Dataset content =>
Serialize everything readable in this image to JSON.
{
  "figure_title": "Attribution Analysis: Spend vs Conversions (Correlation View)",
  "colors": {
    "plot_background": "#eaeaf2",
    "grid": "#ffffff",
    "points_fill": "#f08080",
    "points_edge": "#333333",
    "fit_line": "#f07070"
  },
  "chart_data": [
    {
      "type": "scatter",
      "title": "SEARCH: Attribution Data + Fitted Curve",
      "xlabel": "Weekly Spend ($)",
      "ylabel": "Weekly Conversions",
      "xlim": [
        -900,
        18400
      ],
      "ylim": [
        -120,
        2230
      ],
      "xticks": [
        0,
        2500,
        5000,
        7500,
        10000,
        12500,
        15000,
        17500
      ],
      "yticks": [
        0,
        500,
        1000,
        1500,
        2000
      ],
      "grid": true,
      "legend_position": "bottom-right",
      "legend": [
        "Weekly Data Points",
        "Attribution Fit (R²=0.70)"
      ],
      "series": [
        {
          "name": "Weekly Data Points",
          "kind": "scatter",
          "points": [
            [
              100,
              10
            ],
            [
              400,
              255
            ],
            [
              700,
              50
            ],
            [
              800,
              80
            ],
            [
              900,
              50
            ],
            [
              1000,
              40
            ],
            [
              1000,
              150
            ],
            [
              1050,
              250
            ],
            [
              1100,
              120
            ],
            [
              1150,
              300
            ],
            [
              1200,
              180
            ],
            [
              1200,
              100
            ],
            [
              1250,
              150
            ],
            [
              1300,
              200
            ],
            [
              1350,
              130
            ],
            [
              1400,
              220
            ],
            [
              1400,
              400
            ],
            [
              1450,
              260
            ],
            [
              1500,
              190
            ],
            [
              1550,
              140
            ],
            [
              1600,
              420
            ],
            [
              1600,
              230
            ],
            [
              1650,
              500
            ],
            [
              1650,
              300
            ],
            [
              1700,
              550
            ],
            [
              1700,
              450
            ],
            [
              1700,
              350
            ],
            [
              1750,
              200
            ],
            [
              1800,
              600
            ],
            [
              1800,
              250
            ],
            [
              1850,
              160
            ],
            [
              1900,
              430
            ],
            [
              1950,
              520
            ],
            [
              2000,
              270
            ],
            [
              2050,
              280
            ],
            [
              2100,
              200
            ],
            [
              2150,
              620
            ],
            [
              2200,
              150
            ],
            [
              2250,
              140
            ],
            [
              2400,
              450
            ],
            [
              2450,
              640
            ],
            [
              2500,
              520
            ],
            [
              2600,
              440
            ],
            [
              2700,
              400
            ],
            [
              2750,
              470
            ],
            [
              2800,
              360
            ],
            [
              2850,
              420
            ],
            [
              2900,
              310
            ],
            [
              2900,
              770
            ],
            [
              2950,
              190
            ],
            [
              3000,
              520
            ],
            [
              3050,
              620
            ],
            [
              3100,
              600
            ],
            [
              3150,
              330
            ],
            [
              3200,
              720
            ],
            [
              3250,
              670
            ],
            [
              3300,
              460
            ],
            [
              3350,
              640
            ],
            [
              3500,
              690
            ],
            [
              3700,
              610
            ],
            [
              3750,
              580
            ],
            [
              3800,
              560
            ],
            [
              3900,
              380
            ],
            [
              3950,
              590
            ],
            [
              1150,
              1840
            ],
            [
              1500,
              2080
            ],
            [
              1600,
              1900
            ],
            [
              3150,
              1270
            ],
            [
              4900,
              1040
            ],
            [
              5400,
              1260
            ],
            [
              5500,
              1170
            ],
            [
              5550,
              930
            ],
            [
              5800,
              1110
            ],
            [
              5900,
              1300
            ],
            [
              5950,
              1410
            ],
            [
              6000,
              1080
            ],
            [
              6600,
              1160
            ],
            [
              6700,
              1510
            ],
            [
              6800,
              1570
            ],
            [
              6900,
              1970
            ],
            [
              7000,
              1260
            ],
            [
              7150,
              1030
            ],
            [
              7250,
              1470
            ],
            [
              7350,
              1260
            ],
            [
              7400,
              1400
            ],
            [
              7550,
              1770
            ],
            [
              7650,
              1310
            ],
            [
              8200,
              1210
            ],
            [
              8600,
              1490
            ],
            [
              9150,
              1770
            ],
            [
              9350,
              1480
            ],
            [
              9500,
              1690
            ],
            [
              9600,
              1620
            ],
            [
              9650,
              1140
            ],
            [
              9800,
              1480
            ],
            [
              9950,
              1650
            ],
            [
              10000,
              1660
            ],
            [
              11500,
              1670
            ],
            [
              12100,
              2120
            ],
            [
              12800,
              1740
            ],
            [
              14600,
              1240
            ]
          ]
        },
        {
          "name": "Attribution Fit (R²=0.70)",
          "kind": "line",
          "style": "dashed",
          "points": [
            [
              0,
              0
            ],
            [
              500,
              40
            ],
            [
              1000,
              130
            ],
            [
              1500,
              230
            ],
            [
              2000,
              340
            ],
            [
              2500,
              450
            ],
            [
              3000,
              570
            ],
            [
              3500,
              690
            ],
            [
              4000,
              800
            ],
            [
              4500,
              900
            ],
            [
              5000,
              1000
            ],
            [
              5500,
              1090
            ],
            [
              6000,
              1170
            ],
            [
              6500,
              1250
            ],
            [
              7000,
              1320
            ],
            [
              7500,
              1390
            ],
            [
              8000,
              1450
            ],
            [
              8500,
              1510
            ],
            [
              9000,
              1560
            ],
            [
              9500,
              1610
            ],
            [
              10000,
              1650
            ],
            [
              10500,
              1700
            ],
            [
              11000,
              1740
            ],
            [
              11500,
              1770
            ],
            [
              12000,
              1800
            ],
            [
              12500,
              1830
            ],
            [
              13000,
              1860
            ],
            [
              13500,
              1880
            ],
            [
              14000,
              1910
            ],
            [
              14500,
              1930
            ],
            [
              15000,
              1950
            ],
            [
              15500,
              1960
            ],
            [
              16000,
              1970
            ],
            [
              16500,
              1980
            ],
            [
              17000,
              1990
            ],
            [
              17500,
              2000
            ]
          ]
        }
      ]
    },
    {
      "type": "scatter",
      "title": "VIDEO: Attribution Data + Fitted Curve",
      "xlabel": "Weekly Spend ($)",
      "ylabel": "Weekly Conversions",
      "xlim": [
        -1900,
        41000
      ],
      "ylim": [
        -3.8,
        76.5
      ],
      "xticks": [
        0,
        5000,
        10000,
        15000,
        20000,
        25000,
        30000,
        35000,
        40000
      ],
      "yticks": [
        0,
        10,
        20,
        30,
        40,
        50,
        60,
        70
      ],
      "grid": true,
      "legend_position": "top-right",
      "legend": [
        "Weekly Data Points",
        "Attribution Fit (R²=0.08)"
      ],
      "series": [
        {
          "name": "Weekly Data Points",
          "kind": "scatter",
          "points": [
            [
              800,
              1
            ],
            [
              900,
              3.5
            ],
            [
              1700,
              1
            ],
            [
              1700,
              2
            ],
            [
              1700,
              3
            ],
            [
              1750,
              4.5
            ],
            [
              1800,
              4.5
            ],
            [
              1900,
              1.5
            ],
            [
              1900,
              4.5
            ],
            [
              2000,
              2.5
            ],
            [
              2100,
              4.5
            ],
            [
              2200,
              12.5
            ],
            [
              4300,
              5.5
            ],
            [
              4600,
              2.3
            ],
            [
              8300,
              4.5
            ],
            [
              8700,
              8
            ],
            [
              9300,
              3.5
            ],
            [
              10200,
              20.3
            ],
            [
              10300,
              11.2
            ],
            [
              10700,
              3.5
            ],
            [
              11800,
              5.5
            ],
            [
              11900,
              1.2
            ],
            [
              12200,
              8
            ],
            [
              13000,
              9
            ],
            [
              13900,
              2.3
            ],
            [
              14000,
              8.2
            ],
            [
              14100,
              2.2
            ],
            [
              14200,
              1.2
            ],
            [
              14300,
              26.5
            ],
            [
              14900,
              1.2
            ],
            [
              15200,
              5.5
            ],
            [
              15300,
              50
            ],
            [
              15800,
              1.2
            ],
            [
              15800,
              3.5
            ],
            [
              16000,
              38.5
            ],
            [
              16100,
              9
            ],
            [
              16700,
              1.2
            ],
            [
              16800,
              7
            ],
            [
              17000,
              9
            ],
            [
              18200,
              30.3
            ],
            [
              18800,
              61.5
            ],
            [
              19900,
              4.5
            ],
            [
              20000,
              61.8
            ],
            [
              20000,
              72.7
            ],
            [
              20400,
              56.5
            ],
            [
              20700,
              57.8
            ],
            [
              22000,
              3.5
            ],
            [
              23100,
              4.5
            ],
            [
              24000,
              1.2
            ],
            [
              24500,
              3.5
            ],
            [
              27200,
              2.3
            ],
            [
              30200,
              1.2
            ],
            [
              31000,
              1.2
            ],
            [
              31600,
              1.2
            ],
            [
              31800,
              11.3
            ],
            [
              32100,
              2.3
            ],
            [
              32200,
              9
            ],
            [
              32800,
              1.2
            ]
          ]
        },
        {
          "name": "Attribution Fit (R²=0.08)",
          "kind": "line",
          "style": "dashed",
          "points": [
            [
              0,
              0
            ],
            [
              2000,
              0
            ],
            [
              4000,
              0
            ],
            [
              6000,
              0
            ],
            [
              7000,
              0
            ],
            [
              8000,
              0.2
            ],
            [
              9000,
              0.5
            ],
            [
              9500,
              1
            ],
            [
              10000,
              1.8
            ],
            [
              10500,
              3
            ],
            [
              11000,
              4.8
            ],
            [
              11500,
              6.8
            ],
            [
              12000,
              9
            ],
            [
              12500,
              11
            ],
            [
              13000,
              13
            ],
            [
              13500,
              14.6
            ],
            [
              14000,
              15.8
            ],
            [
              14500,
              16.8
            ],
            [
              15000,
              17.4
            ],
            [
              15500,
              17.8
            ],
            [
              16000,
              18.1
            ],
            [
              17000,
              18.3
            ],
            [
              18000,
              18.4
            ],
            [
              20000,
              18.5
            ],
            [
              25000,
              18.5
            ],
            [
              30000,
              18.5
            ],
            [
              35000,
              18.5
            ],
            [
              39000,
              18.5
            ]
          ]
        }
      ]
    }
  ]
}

Task statement => In the entries above, identify every line with the string "right".

The response =>
      "legend_position": "bottom-right",
      "legend_position": "top-right",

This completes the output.